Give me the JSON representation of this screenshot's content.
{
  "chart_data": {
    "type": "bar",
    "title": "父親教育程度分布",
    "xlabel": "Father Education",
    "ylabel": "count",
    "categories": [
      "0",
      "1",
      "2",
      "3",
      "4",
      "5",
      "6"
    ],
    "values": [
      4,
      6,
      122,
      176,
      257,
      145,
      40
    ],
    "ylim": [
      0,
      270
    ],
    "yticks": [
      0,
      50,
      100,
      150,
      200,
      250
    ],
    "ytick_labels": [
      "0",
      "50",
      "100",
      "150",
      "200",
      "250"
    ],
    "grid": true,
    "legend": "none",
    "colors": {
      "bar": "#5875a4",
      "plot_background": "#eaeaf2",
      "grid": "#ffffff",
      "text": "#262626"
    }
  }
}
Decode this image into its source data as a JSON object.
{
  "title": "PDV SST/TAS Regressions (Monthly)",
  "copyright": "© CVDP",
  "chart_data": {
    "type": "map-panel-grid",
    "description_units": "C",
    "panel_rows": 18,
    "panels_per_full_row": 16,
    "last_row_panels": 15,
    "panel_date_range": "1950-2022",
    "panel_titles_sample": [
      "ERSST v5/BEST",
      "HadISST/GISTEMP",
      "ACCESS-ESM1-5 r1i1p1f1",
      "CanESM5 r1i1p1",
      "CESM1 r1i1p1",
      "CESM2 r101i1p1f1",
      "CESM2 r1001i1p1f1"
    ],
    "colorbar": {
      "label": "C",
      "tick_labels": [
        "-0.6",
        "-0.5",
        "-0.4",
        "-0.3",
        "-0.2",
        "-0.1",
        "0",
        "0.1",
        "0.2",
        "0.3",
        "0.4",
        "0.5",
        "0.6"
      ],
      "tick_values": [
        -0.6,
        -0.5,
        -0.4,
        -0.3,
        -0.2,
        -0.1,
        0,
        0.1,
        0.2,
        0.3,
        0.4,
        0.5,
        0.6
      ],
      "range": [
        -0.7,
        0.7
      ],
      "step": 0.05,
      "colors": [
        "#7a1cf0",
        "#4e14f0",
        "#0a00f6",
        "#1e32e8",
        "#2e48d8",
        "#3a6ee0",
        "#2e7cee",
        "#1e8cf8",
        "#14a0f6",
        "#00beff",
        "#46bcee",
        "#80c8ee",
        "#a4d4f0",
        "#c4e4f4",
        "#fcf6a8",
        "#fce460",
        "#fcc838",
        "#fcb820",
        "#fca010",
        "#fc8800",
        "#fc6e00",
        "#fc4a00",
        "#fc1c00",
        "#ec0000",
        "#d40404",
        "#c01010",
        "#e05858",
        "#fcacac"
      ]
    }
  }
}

= = = = = = =

Write out every line exactly as it stands.

** TASK ANSWER **
Give me the JSON representation of this screenshot's content.
{
  "chart_data": {
    "type": "bar",
    "title": "父親教育程度分布",
    "xlabel": "Father Education",
    "ylabel": "count",
    "categories": [
      "0",
      "1",
      "2",
      "3",
      "4",
      "5",
      "6"
    ],
    "values": [
      4,
      6,
      122,
      176,
      257,
      145,
      40
    ],
    "ylim": [
      0,
      270
    ],
    "yticks": [
      0,
      50,
      100,
      150,
      200,
      250
    ],
    "ytick_labels": [
      "0",
      "50",
      "100",
      "150",
      "200",
      "250"
    ],
    "grid": true,
    "legend": "none",
    "colors": {
      "bar": "#5875a4",
      "plot_background": "#eaeaf2",
      "grid": "#ffffff",
      "text": "#262626"
    }
  }
}
Decode this image into its source data as a JSON object.
{
  "title": "PDV SST/TAS Regressions (Monthly)",
  "copyright": "© CVDP",
  "chart_data": {
    "type": "map-panel-grid",
    "description_units": "C",
    "panel_rows": 18,
    "panels_per_full_row": 16,
    "last_row_panels": 15,
    "panel_date_range": "1950-2022",
    "panel_titles_sample": [
      "ERSST v5/BEST",
      "HadISST/GISTEMP",
      "ACCESS-ESM1-5 r1i1p1f1",
      "CanESM5 r1i1p1",
      "CESM1 r1i1p1",
      "CESM2 r101i1p1f1",
      "CESM2 r1001i1p1f1"
    ],
    "colorbar": {
      "label": "C",
      "tick_labels": [
        "-0.6",
        "-0.5",
        "-0.4",
        "-0.3",
        "-0.2",
        "-0.1",
        "0",
        "0.1",
        "0.2",
        "0.3",
        "0.4",
        "0.5",
        "0.6"
      ],
      "tick_values": [
        -0.6,
        -0.5,
        -0.4,
        -0.3,
        -0.2,
        -0.1,
        0,
        0.1,
        0.2,
        0.3,
        0.4,
        0.5,
        0.6
      ],
      "range": [
        -0.7,
        0.7
      ],
      "step": 0.05,
      "colors": [
        "#7a1cf0",
        "#4e14f0",
        "#0a00f6",
        "#1e32e8",
        "#2e48d8",
        "#3a6ee0",
        "#2e7cee",
        "#1e8cf8",
        "#14a0f6",
        "#00beff",
        "#46bcee",
        "#80c8ee",
        "#a4d4f0",
        "#c4e4f4",
        "#fcf6a8",
        "#fce460",
        "#fcc838",
        "#fcb820",
        "#fca010",
        "#fc8800",
        "#fc6e00",
        "#fc4a00",
        "#fc1c00",
        "#ec0000",
        "#d40404",
        "#c01010",
        "#e05858",
        "#fcacac"
      ]
    }
  }
}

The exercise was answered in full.